[Begin Supplied entries]

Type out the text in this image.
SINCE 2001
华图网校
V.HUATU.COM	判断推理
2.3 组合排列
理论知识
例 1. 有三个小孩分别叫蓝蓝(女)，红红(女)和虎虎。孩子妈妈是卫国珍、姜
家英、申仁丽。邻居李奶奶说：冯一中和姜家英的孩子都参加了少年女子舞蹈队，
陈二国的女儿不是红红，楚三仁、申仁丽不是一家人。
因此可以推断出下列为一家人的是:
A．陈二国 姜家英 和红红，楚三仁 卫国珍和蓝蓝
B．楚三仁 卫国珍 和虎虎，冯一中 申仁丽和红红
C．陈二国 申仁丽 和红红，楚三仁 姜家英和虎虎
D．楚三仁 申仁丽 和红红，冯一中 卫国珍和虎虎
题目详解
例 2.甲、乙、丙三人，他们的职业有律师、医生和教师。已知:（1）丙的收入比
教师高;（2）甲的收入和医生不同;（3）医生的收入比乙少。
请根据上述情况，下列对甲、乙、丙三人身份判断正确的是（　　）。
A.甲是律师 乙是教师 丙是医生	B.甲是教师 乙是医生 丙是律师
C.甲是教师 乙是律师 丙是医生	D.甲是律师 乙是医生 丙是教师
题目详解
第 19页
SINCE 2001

[End Supplied entries]

▸ **Written exercise**:
Go through the listing and copy all of it exactly.

▸ **Response for this exercise**:
Type out the text in this image.
SINCE 2001
华图网校
V.HUATU.COM	判断推理
2.3 组合排列
理论知识
例 1. 有三个小孩分别叫蓝蓝(女)，红红(女)和虎虎。孩子妈妈是卫国珍、姜
家英、申仁丽。邻居李奶奶说：冯一中和姜家英的孩子都参加了少年女子舞蹈队，
陈二国的女儿不是红红，楚三仁、申仁丽不是一家人。
因此可以推断出下列为一家人的是:
A．陈二国 姜家英 和红红，楚三仁 卫国珍和蓝蓝
B．楚三仁 卫国珍 和虎虎，冯一中 申仁丽和红红
C．陈二国 申仁丽 和红红，楚三仁 姜家英和虎虎
D．楚三仁 申仁丽 和红红，冯一中 卫国珍和虎虎
题目详解
例 2.甲、乙、丙三人，他们的职业有律师、医生和教师。已知:（1）丙的收入比
教师高;（2）甲的收入和医生不同;（3）医生的收入比乙少。
请根据上述情况，下列对甲、乙、丙三人身份判断正确的是（　　）。
A.甲是律师 乙是教师 丙是医生	B.甲是教师 乙是医生 丙是律师
C.甲是教师 乙是律师 丙是医生	D.甲是律师 乙是医生 丙是教师
题目详解
第 19页
SINCE 2001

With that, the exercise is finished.